== Source data
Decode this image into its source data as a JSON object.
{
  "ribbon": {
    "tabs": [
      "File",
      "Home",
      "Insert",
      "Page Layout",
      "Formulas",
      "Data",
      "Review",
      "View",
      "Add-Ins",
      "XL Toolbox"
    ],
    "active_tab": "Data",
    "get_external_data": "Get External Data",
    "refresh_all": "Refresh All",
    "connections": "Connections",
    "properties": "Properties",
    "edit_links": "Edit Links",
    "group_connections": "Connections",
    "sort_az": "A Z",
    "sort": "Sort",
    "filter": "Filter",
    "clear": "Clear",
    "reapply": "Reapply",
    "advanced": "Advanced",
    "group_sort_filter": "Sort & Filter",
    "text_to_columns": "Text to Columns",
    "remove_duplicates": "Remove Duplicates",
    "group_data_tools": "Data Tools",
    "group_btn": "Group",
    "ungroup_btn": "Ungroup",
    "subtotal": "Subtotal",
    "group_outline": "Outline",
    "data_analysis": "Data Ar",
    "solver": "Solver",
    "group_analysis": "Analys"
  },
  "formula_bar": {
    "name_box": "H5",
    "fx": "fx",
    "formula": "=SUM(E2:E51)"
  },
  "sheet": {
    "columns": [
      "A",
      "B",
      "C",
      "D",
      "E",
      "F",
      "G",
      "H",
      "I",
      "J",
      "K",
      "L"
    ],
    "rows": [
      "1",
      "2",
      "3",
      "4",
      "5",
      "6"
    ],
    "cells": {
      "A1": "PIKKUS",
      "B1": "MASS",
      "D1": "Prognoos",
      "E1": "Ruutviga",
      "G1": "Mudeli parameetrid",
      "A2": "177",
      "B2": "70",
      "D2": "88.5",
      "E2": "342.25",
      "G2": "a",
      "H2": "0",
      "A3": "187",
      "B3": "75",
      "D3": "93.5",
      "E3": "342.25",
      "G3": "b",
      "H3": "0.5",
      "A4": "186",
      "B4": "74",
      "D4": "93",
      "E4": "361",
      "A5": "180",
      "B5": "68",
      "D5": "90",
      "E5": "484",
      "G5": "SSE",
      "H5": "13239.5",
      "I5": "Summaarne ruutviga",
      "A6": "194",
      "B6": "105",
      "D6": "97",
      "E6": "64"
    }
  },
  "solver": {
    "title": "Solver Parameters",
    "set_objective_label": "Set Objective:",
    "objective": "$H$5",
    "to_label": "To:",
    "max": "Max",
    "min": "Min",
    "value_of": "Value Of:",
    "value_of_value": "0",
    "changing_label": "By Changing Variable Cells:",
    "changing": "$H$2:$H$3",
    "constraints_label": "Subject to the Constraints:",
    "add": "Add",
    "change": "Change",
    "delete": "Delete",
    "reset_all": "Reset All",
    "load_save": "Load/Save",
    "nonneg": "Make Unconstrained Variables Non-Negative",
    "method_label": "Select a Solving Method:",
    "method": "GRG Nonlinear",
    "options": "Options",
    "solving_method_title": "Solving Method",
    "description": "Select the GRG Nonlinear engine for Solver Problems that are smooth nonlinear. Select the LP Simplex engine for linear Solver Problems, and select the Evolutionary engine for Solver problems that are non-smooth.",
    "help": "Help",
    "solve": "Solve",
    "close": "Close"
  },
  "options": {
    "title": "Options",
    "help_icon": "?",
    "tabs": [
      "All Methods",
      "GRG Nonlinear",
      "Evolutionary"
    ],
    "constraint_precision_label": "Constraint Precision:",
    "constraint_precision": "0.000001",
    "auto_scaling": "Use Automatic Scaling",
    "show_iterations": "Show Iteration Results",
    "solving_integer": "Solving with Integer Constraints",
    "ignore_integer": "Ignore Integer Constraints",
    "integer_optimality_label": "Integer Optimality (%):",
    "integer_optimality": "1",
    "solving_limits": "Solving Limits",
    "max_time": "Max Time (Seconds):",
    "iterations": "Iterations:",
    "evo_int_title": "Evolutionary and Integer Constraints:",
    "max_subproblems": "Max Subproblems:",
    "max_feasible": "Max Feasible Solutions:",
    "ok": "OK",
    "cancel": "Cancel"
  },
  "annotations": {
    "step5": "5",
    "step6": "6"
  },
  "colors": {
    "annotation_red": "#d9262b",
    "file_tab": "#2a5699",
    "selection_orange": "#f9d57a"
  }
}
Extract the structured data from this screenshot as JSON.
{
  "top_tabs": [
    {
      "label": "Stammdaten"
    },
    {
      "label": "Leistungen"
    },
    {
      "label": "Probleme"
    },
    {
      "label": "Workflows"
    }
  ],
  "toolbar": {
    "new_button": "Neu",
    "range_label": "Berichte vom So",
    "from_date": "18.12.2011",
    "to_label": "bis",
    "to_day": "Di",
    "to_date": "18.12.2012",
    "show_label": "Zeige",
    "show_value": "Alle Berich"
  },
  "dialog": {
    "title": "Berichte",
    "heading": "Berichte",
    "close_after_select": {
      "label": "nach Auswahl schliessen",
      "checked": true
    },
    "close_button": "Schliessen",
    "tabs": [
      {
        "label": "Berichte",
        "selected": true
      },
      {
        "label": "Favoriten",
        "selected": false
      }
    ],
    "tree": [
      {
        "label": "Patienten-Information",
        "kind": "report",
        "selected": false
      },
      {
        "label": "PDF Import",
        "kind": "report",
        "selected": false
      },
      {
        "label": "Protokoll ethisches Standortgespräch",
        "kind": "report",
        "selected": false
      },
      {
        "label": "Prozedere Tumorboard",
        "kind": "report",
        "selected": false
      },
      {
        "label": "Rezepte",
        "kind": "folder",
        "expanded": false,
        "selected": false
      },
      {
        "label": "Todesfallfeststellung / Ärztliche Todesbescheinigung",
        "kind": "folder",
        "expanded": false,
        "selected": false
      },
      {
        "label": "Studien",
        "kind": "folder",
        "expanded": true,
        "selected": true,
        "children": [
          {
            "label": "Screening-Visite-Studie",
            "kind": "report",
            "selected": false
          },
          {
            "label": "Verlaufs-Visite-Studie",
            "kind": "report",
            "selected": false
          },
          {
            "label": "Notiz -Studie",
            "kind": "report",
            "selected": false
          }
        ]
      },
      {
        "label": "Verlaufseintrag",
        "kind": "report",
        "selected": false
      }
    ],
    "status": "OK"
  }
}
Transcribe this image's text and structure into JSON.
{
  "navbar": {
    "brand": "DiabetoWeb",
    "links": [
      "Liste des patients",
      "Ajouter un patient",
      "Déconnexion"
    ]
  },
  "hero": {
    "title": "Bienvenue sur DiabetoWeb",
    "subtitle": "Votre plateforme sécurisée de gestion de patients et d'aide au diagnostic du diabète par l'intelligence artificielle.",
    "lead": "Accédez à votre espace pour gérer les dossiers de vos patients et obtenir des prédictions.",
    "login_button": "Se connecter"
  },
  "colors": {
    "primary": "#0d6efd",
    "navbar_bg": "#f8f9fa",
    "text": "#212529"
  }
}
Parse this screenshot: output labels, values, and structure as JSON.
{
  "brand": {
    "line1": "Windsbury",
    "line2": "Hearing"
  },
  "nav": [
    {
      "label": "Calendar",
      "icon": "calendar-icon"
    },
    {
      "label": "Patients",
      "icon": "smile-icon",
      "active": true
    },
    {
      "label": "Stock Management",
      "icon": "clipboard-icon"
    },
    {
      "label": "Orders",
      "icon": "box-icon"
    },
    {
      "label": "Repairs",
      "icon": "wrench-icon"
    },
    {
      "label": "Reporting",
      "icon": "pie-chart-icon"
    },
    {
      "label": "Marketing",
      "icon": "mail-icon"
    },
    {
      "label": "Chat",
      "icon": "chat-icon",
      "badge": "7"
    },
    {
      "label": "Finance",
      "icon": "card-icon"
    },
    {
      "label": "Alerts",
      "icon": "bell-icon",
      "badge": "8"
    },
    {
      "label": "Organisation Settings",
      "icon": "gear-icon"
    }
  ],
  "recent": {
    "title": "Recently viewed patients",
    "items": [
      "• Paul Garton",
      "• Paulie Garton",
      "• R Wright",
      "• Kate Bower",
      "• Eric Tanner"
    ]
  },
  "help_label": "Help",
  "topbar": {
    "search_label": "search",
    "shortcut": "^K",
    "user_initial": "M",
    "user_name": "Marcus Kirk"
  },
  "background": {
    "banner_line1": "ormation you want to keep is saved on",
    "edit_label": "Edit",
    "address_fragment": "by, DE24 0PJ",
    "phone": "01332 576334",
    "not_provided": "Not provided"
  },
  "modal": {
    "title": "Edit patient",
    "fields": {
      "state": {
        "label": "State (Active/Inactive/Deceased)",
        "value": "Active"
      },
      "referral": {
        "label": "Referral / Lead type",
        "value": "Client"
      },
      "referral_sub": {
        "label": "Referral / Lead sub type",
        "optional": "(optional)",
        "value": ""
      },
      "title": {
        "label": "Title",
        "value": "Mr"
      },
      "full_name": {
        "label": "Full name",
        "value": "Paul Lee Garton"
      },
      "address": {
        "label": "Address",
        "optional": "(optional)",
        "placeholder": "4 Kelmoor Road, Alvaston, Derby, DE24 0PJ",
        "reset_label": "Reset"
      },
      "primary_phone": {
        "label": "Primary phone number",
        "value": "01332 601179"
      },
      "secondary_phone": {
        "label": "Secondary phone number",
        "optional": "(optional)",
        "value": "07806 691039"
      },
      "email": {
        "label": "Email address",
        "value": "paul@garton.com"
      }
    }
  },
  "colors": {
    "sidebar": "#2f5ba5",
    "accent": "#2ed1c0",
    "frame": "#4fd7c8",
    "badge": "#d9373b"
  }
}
====
## What to produce
Look through the data above. Find each line with the string "Connections" and copy it.

## Solved exercise
    "connections": "Connections",
    "group_connections": "Connections",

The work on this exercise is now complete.